SHORT EXERCISE:
All entries must be extracted exactly, with nothing added or dropped.

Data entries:
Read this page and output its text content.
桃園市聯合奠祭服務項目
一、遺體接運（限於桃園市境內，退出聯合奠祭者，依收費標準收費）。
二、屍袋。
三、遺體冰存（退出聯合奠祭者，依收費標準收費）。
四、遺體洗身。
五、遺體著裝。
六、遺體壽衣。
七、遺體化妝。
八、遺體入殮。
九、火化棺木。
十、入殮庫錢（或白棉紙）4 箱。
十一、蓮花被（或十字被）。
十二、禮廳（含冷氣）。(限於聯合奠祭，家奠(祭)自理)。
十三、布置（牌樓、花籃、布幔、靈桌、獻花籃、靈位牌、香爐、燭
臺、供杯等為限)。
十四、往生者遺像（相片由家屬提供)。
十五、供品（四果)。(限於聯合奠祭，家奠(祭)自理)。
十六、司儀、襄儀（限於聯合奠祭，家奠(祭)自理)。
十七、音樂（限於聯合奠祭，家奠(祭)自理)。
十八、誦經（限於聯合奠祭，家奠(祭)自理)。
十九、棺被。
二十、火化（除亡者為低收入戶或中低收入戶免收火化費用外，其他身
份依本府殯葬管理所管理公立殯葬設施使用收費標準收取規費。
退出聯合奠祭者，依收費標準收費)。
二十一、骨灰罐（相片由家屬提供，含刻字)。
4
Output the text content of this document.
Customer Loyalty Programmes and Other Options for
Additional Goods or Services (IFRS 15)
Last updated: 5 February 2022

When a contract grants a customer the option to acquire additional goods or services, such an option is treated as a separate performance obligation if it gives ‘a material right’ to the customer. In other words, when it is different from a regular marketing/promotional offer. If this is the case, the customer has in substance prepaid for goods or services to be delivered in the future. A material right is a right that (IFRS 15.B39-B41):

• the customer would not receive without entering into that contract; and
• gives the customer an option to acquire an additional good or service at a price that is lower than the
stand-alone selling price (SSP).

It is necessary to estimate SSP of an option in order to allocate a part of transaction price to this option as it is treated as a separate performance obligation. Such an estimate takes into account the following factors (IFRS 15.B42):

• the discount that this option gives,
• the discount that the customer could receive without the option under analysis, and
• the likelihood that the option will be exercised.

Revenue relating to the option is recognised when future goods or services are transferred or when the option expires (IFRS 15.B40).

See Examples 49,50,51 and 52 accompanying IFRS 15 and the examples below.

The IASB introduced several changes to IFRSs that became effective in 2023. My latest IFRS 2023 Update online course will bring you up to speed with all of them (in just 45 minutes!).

WRITTEN RESPONSE:
Read this page and output its text content.
桃園市聯合奠祭服務項目
一、遺體接運（限於桃園市境內，退出聯合奠祭者，依收費標準收費）。
二、屍袋。
三、遺體冰存（退出聯合奠祭者，依收費標準收費）。
四、遺體洗身。
五、遺體著裝。
六、遺體壽衣。
七、遺體化妝。
八、遺體入殮。
九、火化棺木。
十、入殮庫錢（或白棉紙）4 箱。
十一、蓮花被（或十字被）。
十二、禮廳（含冷氣）。(限於聯合奠祭，家奠(祭)自理)。
十三、布置（牌樓、花籃、布幔、靈桌、獻花籃、靈位牌、香爐、燭
臺、供杯等為限)。
十四、往生者遺像（相片由家屬提供)。
十五、供品（四果)。(限於聯合奠祭，家奠(祭)自理)。
十六、司儀、襄儀（限於聯合奠祭，家奠(祭)自理)。
十七、音樂（限於聯合奠祭，家奠(祭)自理)。
十八、誦經（限於聯合奠祭，家奠(祭)自理)。
十九、棺被。
二十、火化（除亡者為低收入戶或中低收入戶免收火化費用外，其他身
份依本府殯葬管理所管理公立殯葬設施使用收費標準收取規費。
退出聯合奠祭者，依收費標準收費)。
二十一、骨灰罐（相片由家屬提供，含刻字)。
4
Output the text content of this document.
Customer Loyalty Programmes and Other Options for
Additional Goods or Services (IFRS 15)
Last updated: 5 February 2022

When a contract grants a customer the option to acquire additional goods or services, such an option is treated as a separate performance obligation if it gives ‘a material right’ to the customer. In other words, when it is different from a regular marketing/promotional offer. If this is the case, the customer has in substance prepaid for goods or services to be delivered in the future. A material right is a right that (IFRS 15.B39-B41):

• the customer would not receive without entering into that contract; and
• gives the customer an option to acquire an additional good or service at a price that is lower than the
stand-alone selling price (SSP).

It is necessary to estimate SSP of an option in order to allocate a part of transaction price to this option as it is treated as a separate performance obligation. Such an estimate takes into account the following factors (IFRS 15.B42):

• the discount that this option gives,
• the discount that the customer could receive without the option under analysis, and
• the likelihood that the option will be exercised.

Revenue relating to the option is recognised when future goods or services are transferred or when the option expires (IFRS 15.B40).

See Examples 49,50,51 and 52 accompanying IFRS 15 and the examples below.

The IASB introduced several changes to IFRSs that became effective in 2023. My latest IFRS 2023 Update online course will bring you up to speed with all of them (in just 45 minutes!).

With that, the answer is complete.